Your objective: Find each line of the material that contains the string "leader", and copy those lines. Case counts.

:: Data entries ::

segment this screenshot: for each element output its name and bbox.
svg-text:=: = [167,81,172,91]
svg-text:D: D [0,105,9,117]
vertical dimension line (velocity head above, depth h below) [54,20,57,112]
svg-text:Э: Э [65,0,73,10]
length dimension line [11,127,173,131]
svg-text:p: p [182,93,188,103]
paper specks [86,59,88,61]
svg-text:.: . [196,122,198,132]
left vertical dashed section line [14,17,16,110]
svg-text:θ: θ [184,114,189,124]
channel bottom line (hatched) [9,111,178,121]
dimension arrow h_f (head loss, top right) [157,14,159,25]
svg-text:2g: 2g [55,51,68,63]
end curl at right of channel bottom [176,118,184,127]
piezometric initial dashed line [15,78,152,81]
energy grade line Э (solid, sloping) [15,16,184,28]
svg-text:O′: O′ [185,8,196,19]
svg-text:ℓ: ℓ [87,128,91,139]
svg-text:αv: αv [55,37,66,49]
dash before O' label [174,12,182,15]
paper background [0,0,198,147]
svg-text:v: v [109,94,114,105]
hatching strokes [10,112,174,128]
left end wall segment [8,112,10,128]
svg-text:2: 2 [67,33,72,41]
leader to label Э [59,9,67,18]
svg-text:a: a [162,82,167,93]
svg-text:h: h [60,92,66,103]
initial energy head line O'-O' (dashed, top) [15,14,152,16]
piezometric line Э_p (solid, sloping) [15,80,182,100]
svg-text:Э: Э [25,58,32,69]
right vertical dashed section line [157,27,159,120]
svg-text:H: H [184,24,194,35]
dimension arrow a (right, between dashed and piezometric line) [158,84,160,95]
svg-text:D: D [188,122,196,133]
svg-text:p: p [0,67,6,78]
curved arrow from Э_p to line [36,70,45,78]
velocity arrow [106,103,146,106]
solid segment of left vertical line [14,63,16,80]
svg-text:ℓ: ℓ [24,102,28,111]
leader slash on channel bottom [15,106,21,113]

:::

Expected output:
leader to label Э [59,9,67,18]
leader slash on channel bottom [15,106,21,113]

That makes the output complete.